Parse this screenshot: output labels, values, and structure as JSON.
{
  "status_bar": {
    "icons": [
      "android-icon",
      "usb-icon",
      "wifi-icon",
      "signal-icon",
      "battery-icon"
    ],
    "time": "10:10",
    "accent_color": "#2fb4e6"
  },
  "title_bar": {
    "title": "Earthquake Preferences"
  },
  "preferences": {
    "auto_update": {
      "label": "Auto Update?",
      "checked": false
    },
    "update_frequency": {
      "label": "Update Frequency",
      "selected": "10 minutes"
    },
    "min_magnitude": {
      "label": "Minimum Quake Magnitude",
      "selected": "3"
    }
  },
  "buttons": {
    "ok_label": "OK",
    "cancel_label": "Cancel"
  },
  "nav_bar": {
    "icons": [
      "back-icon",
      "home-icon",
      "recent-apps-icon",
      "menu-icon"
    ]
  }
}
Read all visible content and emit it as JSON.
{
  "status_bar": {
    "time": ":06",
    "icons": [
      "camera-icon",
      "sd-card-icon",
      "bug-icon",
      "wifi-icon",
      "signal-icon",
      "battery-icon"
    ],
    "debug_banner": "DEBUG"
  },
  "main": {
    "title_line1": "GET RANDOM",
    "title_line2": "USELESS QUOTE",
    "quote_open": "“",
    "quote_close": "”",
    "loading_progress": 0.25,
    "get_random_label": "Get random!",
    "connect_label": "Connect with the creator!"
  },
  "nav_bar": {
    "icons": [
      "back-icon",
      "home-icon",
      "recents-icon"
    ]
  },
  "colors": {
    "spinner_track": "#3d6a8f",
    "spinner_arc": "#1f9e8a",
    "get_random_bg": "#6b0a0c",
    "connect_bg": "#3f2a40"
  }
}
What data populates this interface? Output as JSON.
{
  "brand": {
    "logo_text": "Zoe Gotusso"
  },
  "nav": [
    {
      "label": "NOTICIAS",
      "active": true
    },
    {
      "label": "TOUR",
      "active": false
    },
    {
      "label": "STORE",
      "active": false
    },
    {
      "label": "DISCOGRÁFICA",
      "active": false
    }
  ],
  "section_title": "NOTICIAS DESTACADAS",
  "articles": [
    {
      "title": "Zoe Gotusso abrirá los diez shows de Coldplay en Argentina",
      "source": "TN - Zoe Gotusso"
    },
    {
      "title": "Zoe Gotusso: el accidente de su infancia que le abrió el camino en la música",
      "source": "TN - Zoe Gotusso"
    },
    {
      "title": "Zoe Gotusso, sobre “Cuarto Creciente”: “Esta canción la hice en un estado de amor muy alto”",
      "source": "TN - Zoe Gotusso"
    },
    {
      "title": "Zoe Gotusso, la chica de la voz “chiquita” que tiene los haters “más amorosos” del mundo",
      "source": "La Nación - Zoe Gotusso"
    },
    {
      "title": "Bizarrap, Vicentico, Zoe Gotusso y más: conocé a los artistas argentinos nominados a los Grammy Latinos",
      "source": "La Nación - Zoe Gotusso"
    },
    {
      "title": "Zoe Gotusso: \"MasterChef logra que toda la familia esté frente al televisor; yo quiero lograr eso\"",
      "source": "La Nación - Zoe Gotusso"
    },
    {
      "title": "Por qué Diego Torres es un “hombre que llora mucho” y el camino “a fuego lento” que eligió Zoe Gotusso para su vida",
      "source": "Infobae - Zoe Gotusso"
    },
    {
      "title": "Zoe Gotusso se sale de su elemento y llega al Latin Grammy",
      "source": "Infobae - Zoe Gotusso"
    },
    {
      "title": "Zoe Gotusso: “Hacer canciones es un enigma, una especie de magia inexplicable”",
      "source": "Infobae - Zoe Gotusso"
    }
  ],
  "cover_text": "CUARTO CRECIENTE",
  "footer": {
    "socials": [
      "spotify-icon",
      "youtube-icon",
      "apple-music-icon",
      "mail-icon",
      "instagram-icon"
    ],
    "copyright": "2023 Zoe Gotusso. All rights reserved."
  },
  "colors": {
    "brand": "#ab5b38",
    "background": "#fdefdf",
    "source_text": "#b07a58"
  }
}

....

→ Aim: Copy all lines from the listing that contain "camino".

→ Output for this task:
      "title": "Zoe Gotusso: el accidente de su infancia que le abrió el camino en la música",
      "title": "Por qué Diego Torres es un “hombre que llora mucho” y el camino “a fuego lento” que eligió Zoe Gotusso para su vida",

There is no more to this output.